* START Source data *
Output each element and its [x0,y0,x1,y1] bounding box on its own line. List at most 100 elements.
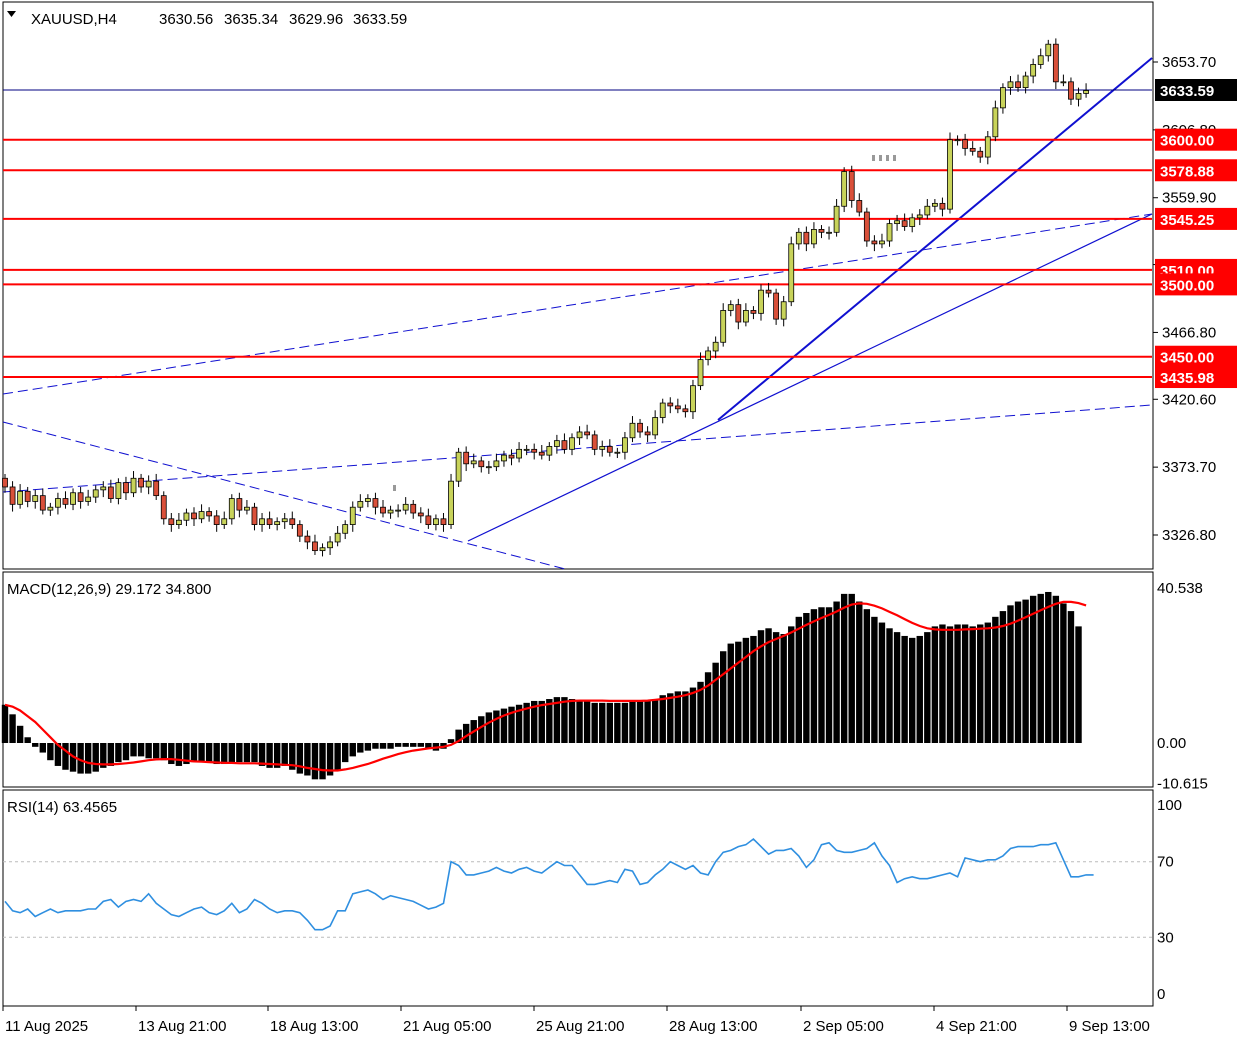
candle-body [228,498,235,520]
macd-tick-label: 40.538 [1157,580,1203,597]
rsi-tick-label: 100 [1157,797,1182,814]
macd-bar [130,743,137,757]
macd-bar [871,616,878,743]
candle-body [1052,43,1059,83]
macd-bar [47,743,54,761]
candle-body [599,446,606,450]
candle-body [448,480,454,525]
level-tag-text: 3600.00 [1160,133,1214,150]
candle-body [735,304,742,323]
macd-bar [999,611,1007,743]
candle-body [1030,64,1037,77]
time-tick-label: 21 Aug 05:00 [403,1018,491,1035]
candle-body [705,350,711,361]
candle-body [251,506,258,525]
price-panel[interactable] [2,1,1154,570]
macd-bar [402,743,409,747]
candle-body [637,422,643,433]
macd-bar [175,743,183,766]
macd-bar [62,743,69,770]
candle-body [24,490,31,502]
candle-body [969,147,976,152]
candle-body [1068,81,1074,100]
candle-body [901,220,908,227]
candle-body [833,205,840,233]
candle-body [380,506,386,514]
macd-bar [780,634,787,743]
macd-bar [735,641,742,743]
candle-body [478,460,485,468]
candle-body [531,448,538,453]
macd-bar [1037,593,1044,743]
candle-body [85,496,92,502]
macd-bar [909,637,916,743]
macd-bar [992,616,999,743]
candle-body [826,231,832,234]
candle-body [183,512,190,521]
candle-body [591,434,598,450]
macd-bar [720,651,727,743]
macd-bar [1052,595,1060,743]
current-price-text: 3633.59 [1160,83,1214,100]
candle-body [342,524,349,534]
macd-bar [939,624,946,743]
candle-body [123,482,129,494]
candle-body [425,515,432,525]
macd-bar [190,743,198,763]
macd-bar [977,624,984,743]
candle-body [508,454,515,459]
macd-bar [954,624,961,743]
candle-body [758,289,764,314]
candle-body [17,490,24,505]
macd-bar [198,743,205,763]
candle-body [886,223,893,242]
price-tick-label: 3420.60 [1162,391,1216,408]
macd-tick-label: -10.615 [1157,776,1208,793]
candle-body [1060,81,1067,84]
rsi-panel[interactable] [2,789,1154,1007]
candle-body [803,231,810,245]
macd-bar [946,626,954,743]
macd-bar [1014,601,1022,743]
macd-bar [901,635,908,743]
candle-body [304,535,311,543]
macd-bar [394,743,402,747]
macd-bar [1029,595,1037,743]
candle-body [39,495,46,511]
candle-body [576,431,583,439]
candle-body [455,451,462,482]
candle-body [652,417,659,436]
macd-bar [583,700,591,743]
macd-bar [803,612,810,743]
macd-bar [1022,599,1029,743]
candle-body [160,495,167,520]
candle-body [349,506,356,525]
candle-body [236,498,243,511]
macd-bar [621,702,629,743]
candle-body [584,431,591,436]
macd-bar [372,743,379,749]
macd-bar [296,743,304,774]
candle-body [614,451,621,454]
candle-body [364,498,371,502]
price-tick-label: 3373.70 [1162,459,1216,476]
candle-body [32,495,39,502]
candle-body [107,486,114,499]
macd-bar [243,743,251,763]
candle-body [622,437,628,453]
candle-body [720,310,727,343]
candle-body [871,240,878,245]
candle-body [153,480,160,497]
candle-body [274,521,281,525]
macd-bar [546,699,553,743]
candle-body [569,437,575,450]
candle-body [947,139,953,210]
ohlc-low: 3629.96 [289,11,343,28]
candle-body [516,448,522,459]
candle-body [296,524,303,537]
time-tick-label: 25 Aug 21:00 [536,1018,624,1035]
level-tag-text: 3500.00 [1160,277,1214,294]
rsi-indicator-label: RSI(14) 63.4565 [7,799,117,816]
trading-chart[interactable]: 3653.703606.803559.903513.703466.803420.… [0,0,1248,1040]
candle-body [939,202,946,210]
* END Source data *
→ Aim
Please render the lines of the material between the line holding "candle-body [228,498,235,520]" and the line holding "candle-body [969,147,976,152]", inclusive, as a Markdown table with the columns Row and Entry, leaving out any blank lines.

→ Completed task
| Row | Entry |
|---|---|
| 1 | candle-body [228,498,235,520] |
| 2 | macd-tick-label: 40.538 [1157,580,1203,597] |
| 3 | rsi-tick-label: 100 [1157,797,1182,814] |
| 4 | macd-bar [130,743,137,757] |
| 5 | macd-bar [871,616,878,743] |
| 6 | candle-body [1052,43,1059,83] |
| 7 | macd-bar [47,743,54,761] |
| 8 | candle-body [599,446,606,450] |
| 9 | candle-body [448,480,454,525] |
| 10 | level-tag-text: 3600.00 [1160,133,1214,150] |
| 11 | candle-body [735,304,742,323] |
| 12 | macd-bar [999,611,1007,743] |
| 13 | candle-body [1030,64,1037,77] |
| 14 | time-tick-label: 21 Aug 05:00 [403,1018,491,1035] |
| 15 | candle-body [705,350,711,361] |
| 16 | candle-body [251,506,258,525] |
| 17 | price-panel[interactable] [2,1,1154,570] |
| 18 | macd-bar [402,743,409,747] |
| 19 | candle-body [637,422,643,433] |
| 20 | macd-bar [175,743,183,766] |
| 21 | macd-bar [62,743,69,770] |
| 22 | candle-body [24,490,31,502] |
| 23 | candle-body [969,147,976,152] |